Material for this exercise |
○ ○ ○
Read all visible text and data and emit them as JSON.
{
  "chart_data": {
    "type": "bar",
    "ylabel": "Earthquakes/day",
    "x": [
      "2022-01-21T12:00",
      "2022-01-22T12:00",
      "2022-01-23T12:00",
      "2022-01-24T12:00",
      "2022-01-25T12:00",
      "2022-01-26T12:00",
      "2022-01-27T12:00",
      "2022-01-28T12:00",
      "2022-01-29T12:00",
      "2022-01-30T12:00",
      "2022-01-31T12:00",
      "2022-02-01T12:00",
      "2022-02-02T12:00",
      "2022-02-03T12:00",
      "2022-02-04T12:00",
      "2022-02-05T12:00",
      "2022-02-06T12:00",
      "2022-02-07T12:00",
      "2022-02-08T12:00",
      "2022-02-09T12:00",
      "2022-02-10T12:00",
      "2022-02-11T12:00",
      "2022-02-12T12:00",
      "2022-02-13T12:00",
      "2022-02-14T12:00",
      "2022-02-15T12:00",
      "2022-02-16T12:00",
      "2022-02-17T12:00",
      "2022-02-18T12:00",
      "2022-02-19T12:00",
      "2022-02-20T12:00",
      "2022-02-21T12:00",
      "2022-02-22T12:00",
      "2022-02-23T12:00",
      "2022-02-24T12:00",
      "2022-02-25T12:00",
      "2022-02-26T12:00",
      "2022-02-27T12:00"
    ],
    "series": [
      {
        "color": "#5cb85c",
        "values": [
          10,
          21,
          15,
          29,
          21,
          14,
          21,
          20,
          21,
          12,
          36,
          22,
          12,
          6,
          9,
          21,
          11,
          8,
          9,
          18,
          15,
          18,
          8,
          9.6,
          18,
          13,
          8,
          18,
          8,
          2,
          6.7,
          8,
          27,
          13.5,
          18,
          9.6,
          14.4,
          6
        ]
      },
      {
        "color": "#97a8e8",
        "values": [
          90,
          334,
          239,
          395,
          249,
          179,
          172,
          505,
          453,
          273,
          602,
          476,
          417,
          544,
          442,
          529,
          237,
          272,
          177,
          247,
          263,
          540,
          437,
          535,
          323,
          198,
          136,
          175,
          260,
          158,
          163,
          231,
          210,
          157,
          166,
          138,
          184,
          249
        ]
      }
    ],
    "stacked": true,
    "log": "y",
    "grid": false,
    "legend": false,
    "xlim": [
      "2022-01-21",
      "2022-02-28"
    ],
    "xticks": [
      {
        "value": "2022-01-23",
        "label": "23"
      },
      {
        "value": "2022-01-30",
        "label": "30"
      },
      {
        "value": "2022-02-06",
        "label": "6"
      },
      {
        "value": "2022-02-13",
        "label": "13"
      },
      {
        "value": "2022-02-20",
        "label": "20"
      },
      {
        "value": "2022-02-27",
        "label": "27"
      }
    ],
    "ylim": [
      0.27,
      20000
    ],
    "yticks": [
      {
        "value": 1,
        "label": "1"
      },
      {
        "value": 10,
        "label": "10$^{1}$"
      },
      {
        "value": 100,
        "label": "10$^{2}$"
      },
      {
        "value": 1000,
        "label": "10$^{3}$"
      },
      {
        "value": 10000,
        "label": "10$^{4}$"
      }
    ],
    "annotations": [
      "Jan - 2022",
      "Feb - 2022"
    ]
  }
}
○ ○ ○
What the task requires | Send back every record, precisely as written.

Written response |
Read all visible text and data and emit them as JSON.
{
  "chart_data": {
    "type": "bar",
    "ylabel": "Earthquakes/day",
    "x": [
      "2022-01-21T12:00",
      "2022-01-22T12:00",
      "2022-01-23T12:00",
      "2022-01-24T12:00",
      "2022-01-25T12:00",
      "2022-01-26T12:00",
      "2022-01-27T12:00",
      "2022-01-28T12:00",
      "2022-01-29T12:00",
      "2022-01-30T12:00",
      "2022-01-31T12:00",
      "2022-02-01T12:00",
      "2022-02-02T12:00",
      "2022-02-03T12:00",
      "2022-02-04T12:00",
      "2022-02-05T12:00",
      "2022-02-06T12:00",
      "2022-02-07T12:00",
      "2022-02-08T12:00",
      "2022-02-09T12:00",
      "2022-02-10T12:00",
      "2022-02-11T12:00",
      "2022-02-12T12:00",
      "2022-02-13T12:00",
      "2022-02-14T12:00",
      "2022-02-15T12:00",
      "2022-02-16T12:00",
      "2022-02-17T12:00",
      "2022-02-18T12:00",
      "2022-02-19T12:00",
      "2022-02-20T12:00",
      "2022-02-21T12:00",
      "2022-02-22T12:00",
      "2022-02-23T12:00",
      "2022-02-24T12:00",
      "2022-02-25T12:00",
      "2022-02-26T12:00",
      "2022-02-27T12:00"
    ],
    "series": [
      {
        "color": "#5cb85c",
        "values": [
          10,
          21,
          15,
          29,
          21,
          14,
          21,
          20,
          21,
          12,
          36,
          22,
          12,
          6,
          9,
          21,
          11,
          8,
          9,
          18,
          15,
          18,
          8,
          9.6,
          18,
          13,
          8,
          18,
          8,
          2,
          6.7,
          8,
          27,
          13.5,
          18,
          9.6,
          14.4,
          6
        ]
      },
      {
        "color": "#97a8e8",
        "values": [
          90,
          334,
          239,
          395,
          249,
          179,
          172,
          505,
          453,
          273,
          602,
          476,
          417,
          544,
          442,
          529,
          237,
          272,
          177,
          247,
          263,
          540,
          437,
          535,
          323,
          198,
          136,
          175,
          260,
          158,
          163,
          231,
          210,
          157,
          166,
          138,
          184,
          249
        ]
      }
    ],
    "stacked": true,
    "log": "y",
    "grid": false,
    "legend": false,
    "xlim": [
      "2022-01-21",
      "2022-02-28"
    ],
    "xticks": [
      {
        "value": "2022-01-23",
        "label": "23"
      },
      {
        "value": "2022-01-30",
        "label": "30"
      },
      {
        "value": "2022-02-06",
        "label": "6"
      },
      {
        "value": "2022-02-13",
        "label": "13"
      },
      {
        "value": "2022-02-20",
        "label": "20"
      },
      {
        "value": "2022-02-27",
        "label": "27"
      }
    ],
    "ylim": [
      0.27,
      20000
    ],
    "yticks": [
      {
        "value": 1,
        "label": "1"
      },
      {
        "value": 10,
        "label": "10$^{1}$"
      },
      {
        "value": 100,
        "label": "10$^{2}$"
      },
      {
        "value": 1000,
        "label": "10$^{3}$"
      },
      {
        "value": 10000,
        "label": "10$^{4}$"
      }
    ],
    "annotations": [
      "Jan - 2022",
      "Feb - 2022"
    ]
  }
}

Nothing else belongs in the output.